## Dataset records
■ ■ ■
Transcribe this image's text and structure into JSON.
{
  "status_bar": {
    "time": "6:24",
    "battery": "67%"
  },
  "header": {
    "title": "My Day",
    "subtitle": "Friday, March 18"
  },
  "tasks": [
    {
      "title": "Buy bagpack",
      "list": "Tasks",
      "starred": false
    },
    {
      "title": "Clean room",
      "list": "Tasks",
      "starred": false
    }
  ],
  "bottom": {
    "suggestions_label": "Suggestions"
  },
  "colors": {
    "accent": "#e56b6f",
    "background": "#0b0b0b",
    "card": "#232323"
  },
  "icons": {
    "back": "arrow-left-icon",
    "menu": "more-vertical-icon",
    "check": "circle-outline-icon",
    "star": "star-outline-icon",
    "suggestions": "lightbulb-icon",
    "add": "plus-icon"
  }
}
■ ■ ■
Output every record above exactly as it appears.

Transcribe this image's text and structure into JSON.
{
  "status_bar": {
    "time": "6:24",
    "battery": "67%"
  },
  "header": {
    "title": "My Day",
    "subtitle": "Friday, March 18"
  },
  "tasks": [
    {
      "title": "Buy bagpack",
      "list": "Tasks",
      "starred": false
    },
    {
      "title": "Clean room",
      "list": "Tasks",
      "starred": false
    }
  ],
  "bottom": {
    "suggestions_label": "Suggestions"
  },
  "colors": {
    "accent": "#e56b6f",
    "background": "#0b0b0b",
    "card": "#232323"
  },
  "icons": {
    "back": "arrow-left-icon",
    "menu": "more-vertical-icon",
    "check": "circle-outline-icon",
    "star": "star-outline-icon",
    "suggestions": "lightbulb-icon",
    "add": "plus-icon"
  }
}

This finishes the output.